* BEGIN AVAILABLE DATA *

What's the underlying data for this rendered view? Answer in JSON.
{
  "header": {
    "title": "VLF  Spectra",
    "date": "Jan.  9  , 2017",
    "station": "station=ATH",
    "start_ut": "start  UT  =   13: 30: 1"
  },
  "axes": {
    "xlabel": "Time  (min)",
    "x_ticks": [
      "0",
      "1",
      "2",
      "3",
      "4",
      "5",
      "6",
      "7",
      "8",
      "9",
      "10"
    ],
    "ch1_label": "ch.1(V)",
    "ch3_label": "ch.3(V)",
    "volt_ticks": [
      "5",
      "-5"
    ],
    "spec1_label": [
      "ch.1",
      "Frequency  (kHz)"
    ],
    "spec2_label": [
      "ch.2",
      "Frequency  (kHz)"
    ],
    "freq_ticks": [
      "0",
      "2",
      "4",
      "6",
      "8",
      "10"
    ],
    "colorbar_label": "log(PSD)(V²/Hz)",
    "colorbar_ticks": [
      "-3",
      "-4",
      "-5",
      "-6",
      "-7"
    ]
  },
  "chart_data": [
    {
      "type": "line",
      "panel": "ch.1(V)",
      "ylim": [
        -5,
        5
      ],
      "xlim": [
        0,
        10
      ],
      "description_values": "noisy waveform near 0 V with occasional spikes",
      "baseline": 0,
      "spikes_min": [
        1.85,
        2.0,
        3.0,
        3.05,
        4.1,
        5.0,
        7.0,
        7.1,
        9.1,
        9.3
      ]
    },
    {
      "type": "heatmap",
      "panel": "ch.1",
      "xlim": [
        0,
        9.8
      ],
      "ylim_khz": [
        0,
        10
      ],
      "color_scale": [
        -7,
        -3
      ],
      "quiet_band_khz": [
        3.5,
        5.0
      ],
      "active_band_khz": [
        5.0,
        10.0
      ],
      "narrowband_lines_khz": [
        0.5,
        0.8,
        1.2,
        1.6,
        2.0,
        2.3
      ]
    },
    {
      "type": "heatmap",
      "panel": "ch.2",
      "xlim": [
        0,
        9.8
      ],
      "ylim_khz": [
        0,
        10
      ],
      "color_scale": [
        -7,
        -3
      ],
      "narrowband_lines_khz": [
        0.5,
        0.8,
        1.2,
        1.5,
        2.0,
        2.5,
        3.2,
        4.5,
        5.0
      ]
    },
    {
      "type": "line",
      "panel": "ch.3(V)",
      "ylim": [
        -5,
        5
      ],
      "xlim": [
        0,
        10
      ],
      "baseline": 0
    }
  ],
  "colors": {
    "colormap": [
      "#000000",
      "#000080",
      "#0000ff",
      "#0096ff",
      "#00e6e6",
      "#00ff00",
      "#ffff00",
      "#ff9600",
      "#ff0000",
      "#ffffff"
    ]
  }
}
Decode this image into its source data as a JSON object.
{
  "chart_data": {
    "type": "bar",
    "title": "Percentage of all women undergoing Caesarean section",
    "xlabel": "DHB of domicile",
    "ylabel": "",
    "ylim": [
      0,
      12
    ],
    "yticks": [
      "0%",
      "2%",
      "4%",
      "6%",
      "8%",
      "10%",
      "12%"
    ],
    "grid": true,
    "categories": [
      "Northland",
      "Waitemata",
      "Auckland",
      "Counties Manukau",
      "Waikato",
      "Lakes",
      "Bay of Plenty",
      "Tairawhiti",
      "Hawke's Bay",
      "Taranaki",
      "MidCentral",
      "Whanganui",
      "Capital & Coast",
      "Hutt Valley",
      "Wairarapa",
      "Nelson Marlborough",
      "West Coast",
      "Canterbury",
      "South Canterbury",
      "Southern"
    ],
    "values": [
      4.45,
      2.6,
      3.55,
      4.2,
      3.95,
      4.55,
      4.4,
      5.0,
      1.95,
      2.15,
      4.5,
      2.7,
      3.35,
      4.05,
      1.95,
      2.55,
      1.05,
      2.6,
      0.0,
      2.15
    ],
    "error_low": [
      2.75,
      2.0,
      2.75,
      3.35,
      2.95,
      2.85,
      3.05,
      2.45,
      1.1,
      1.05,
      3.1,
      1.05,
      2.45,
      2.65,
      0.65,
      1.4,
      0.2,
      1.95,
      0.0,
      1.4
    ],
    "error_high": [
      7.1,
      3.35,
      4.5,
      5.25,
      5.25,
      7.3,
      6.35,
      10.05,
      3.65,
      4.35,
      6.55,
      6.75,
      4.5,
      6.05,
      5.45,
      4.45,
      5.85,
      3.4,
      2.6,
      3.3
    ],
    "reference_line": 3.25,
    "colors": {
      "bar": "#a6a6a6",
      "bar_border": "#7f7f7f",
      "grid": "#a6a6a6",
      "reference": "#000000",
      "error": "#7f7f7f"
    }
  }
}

* END AVAILABLE DATA *

● **INSTRUCTION**:
Restate the whole listing exactly.

● **THE OUTPUT**:
What's the underlying data for this rendered view? Answer in JSON.
{
  "header": {
    "title": "VLF  Spectra",
    "date": "Jan.  9  , 2017",
    "station": "station=ATH",
    "start_ut": "start  UT  =   13: 30: 1"
  },
  "axes": {
    "xlabel": "Time  (min)",
    "x_ticks": [
      "0",
      "1",
      "2",
      "3",
      "4",
      "5",
      "6",
      "7",
      "8",
      "9",
      "10"
    ],
    "ch1_label": "ch.1(V)",
    "ch3_label": "ch.3(V)",
    "volt_ticks": [
      "5",
      "-5"
    ],
    "spec1_label": [
      "ch.1",
      "Frequency  (kHz)"
    ],
    "spec2_label": [
      "ch.2",
      "Frequency  (kHz)"
    ],
    "freq_ticks": [
      "0",
      "2",
      "4",
      "6",
      "8",
      "10"
    ],
    "colorbar_label": "log(PSD)(V²/Hz)",
    "colorbar_ticks": [
      "-3",
      "-4",
      "-5",
      "-6",
      "-7"
    ]
  },
  "chart_data": [
    {
      "type": "line",
      "panel": "ch.1(V)",
      "ylim": [
        -5,
        5
      ],
      "xlim": [
        0,
        10
      ],
      "description_values": "noisy waveform near 0 V with occasional spikes",
      "baseline": 0,
      "spikes_min": [
        1.85,
        2.0,
        3.0,
        3.05,
        4.1,
        5.0,
        7.0,
        7.1,
        9.1,
        9.3
      ]
    },
    {
      "type": "heatmap",
      "panel": "ch.1",
      "xlim": [
        0,
        9.8
      ],
      "ylim_khz": [
        0,
        10
      ],
      "color_scale": [
        -7,
        -3
      ],
      "quiet_band_khz": [
        3.5,
        5.0
      ],
      "active_band_khz": [
        5.0,
        10.0
      ],
      "narrowband_lines_khz": [
        0.5,
        0.8,
        1.2,
        1.6,
        2.0,
        2.3
      ]
    },
    {
      "type": "heatmap",
      "panel": "ch.2",
      "xlim": [
        0,
        9.8
      ],
      "ylim_khz": [
        0,
        10
      ],
      "color_scale": [
        -7,
        -3
      ],
      "narrowband_lines_khz": [
        0.5,
        0.8,
        1.2,
        1.5,
        2.0,
        2.5,
        3.2,
        4.5,
        5.0
      ]
    },
    {
      "type": "line",
      "panel": "ch.3(V)",
      "ylim": [
        -5,
        5
      ],
      "xlim": [
        0,
        10
      ],
      "baseline": 0
    }
  ],
  "colors": {
    "colormap": [
      "#000000",
      "#000080",
      "#0000ff",
      "#0096ff",
      "#00e6e6",
      "#00ff00",
      "#ffff00",
      "#ff9600",
      "#ff0000",
      "#ffffff"
    ]
  }
}
Decode this image into its source data as a JSON object.
{
  "chart_data": {
    "type": "bar",
    "title": "Percentage of all women undergoing Caesarean section",
    "xlabel": "DHB of domicile",
    "ylabel": "",
    "ylim": [
      0,
      12
    ],
    "yticks": [
      "0%",
      "2%",
      "4%",
      "6%",
      "8%",
      "10%",
      "12%"
    ],
    "grid": true,
    "categories": [
      "Northland",
      "Waitemata",
      "Auckland",
      "Counties Manukau",
      "Waikato",
      "Lakes",
      "Bay of Plenty",
      "Tairawhiti",
      "Hawke's Bay",
      "Taranaki",
      "MidCentral",
      "Whanganui",
      "Capital & Coast",
      "Hutt Valley",
      "Wairarapa",
      "Nelson Marlborough",
      "West Coast",
      "Canterbury",
      "South Canterbury",
      "Southern"
    ],
    "values": [
      4.45,
      2.6,
      3.55,
      4.2,
      3.95,
      4.55,
      4.4,
      5.0,
      1.95,
      2.15,
      4.5,
      2.7,
      3.35,
      4.05,
      1.95,
      2.55,
      1.05,
      2.6,
      0.0,
      2.15
    ],
    "error_low": [
      2.75,
      2.0,
      2.75,
      3.35,
      2.95,
      2.85,
      3.05,
      2.45,
      1.1,
      1.05,
      3.1,
      1.05,
      2.45,
      2.65,
      0.65,
      1.4,
      0.2,
      1.95,
      0.0,
      1.4
    ],
    "error_high": [
      7.1,
      3.35,
      4.5,
      5.25,
      5.25,
      7.3,
      6.35,
      10.05,
      3.65,
      4.35,
      6.55,
      6.75,
      4.5,
      6.05,
      5.45,
      4.45,
      5.85,
      3.4,
      2.6,
      3.3
    ],
    "reference_line": 3.25,
    "colors": {
      "bar": "#a6a6a6",
      "bar_border": "#7f7f7f",
      "grid": "#a6a6a6",
      "reference": "#000000",
      "error": "#7f7f7f"
    }
  }
}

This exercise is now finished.